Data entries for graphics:
--
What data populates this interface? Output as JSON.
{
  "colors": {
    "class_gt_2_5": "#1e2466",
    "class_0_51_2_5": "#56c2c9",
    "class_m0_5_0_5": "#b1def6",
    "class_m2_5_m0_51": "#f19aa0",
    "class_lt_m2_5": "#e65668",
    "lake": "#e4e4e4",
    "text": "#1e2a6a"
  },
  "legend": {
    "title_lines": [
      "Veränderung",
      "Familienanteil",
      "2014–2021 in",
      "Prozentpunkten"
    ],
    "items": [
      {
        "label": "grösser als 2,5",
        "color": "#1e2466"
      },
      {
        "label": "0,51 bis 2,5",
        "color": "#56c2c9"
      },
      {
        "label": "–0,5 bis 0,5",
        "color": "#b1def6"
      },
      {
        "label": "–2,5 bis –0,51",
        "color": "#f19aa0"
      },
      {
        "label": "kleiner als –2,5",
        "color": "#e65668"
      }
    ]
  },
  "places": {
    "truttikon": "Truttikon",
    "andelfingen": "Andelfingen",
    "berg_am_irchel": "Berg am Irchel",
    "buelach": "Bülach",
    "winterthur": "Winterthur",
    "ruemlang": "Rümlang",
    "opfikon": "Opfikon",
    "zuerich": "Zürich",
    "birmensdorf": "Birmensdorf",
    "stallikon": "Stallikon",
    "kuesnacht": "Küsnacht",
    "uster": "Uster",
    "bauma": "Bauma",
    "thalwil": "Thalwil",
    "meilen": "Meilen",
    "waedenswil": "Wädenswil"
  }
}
--
◆ Given request
How many lines of the records contain the string "label"? Respond with the number alone.

◆ Correct result
5